- Given problem -
Read the records and gather each line that includes "source".

- Dataset extract -
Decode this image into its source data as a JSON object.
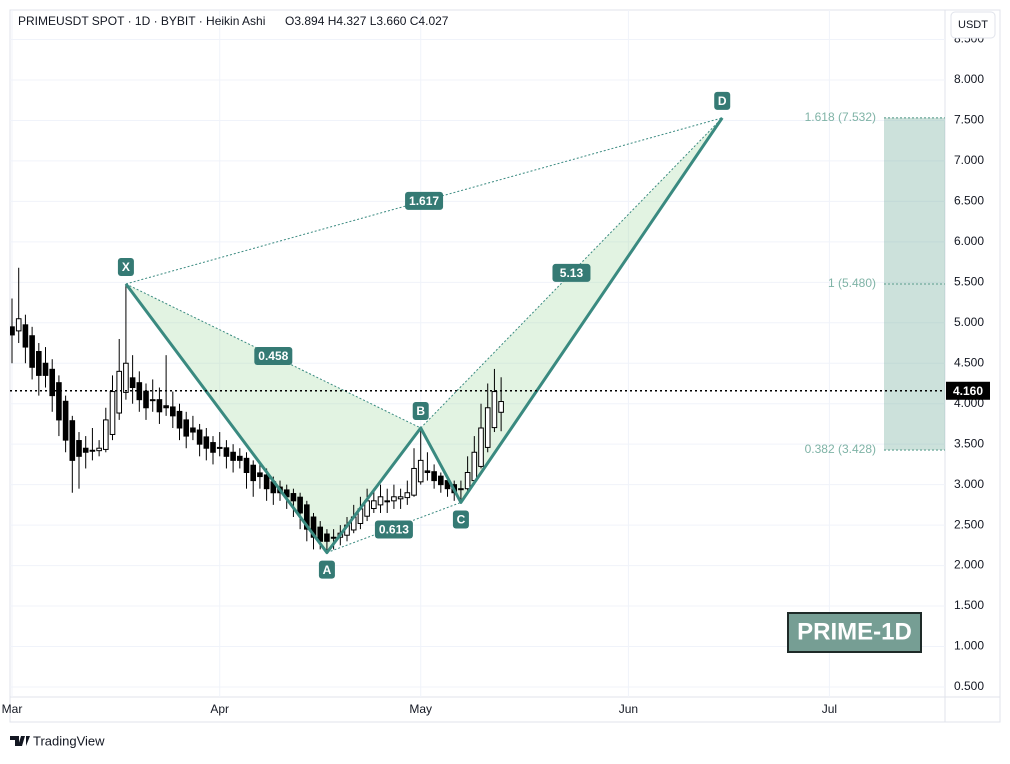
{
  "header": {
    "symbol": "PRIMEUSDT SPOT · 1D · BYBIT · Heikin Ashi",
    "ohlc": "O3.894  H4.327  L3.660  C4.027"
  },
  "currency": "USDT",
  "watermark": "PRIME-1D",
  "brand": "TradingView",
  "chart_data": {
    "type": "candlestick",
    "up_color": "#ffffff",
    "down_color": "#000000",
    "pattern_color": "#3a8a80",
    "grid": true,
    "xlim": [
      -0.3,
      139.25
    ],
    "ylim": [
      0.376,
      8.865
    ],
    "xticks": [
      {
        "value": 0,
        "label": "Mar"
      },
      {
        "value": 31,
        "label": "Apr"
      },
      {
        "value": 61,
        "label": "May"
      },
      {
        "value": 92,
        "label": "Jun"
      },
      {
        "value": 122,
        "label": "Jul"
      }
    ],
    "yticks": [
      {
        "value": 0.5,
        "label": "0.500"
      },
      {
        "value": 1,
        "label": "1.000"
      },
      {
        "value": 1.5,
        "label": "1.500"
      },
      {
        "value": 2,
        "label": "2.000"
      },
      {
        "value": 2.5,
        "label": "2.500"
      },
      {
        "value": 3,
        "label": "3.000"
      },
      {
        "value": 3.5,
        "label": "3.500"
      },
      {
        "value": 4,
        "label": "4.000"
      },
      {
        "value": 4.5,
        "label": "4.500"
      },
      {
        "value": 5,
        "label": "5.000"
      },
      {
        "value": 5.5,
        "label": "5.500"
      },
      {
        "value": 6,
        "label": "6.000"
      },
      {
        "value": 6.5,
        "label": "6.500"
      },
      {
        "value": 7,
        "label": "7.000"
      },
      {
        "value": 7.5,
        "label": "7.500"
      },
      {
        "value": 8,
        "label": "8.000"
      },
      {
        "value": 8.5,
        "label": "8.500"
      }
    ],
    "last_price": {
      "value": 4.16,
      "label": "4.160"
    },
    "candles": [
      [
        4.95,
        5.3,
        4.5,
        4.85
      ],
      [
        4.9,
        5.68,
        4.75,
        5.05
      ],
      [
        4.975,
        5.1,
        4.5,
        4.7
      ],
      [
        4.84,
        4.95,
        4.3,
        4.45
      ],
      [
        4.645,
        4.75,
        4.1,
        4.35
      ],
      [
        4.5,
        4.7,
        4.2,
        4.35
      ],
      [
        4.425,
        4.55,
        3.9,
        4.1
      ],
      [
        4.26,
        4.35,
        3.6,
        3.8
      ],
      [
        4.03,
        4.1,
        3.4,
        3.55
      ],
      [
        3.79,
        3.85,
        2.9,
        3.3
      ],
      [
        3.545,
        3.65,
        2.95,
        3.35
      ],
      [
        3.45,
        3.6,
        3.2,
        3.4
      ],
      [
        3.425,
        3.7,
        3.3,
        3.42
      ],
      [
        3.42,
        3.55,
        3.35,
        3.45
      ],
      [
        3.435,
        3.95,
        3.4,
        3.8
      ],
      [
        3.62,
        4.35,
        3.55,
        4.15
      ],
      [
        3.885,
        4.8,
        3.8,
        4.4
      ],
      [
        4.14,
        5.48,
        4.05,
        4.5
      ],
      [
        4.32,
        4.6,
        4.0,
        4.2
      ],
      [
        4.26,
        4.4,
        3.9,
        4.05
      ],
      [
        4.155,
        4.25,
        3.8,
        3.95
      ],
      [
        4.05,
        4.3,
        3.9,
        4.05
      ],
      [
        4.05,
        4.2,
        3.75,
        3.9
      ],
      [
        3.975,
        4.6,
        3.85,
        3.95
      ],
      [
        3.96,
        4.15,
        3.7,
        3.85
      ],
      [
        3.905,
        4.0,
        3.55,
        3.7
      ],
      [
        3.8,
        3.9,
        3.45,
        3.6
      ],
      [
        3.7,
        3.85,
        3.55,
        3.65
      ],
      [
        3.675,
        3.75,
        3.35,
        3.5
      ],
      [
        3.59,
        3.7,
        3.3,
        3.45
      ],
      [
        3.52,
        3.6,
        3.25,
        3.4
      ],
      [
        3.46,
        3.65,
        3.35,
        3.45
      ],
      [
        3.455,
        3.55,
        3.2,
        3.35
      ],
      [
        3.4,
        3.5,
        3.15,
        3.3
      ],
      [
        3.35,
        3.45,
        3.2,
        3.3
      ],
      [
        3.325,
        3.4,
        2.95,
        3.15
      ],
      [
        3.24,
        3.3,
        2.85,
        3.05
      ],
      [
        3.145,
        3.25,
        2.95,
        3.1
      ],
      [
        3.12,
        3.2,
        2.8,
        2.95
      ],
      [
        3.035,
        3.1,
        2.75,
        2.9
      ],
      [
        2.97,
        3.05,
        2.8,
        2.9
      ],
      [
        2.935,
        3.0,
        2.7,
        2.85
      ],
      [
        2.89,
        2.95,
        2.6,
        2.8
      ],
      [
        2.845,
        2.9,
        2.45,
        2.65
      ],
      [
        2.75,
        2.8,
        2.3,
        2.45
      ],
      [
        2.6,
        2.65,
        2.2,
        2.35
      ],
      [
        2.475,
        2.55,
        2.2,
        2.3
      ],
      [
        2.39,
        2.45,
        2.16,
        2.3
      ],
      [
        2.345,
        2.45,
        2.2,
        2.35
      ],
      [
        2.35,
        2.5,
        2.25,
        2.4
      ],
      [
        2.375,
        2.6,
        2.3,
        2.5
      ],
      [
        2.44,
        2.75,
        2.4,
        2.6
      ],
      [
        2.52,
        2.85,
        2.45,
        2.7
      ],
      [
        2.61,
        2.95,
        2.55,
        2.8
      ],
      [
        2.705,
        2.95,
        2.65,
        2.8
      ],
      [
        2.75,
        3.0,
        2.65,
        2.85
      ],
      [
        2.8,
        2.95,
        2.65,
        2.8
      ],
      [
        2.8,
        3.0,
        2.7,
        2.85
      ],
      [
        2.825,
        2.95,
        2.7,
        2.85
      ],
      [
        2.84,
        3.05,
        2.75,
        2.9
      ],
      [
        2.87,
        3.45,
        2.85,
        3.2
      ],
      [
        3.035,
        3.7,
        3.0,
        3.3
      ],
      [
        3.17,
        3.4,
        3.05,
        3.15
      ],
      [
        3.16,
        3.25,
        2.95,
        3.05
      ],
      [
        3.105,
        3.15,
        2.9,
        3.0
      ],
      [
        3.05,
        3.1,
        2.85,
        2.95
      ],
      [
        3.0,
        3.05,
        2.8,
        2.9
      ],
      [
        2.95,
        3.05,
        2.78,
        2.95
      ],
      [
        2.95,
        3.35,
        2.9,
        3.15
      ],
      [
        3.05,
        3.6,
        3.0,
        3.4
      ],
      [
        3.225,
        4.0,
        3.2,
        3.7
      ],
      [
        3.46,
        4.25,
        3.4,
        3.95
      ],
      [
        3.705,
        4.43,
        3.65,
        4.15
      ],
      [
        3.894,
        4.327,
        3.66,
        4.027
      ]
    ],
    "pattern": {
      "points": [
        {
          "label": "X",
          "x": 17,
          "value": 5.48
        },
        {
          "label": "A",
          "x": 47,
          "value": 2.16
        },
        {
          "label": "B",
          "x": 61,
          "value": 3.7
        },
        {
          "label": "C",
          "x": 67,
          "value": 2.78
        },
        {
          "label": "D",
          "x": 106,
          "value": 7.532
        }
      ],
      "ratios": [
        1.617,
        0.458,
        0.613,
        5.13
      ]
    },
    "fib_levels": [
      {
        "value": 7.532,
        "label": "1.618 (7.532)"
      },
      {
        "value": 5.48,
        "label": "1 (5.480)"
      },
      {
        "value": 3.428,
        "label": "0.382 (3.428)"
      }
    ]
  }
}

--

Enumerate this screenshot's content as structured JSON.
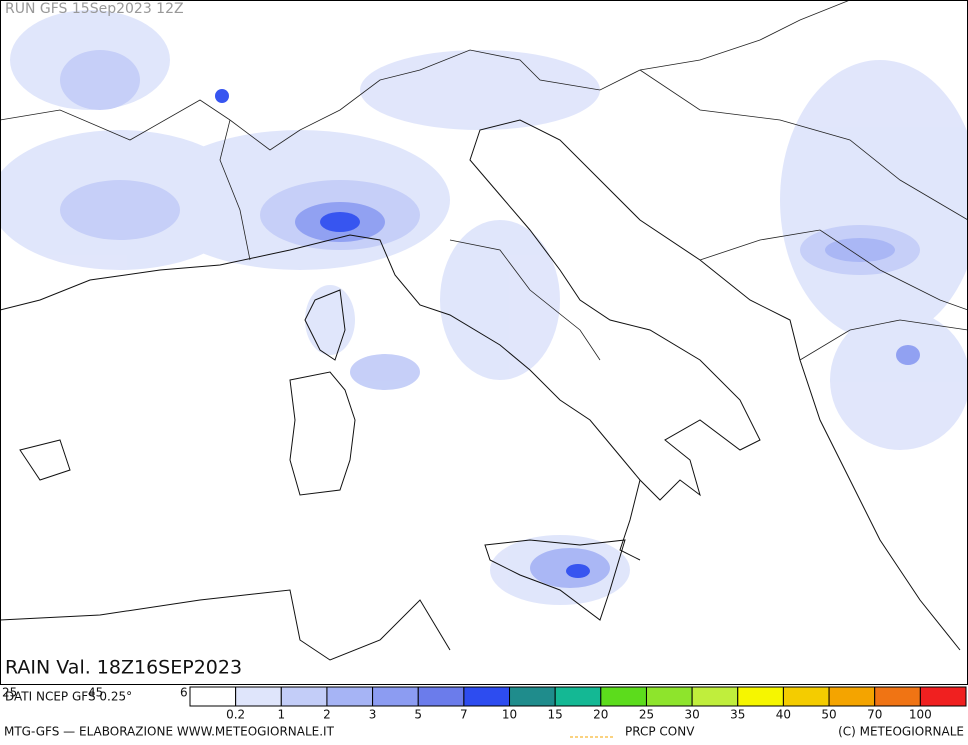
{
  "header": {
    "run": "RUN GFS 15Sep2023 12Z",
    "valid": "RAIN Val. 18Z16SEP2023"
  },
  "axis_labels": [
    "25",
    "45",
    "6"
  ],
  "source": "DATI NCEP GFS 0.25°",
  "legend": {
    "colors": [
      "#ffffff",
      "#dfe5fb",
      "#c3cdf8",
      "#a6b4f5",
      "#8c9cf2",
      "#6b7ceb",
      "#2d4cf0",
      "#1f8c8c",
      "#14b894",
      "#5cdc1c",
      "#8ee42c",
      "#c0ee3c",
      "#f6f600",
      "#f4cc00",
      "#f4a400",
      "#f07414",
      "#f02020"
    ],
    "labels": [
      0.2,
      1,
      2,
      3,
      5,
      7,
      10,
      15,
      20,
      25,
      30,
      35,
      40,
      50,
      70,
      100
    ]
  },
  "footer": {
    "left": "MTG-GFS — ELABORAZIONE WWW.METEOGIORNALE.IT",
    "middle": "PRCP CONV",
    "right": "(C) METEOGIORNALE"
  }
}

- Expected output -
Decode this image into its source data as a JSON object.
  "source": "DATI NCEP GFS 0.25°",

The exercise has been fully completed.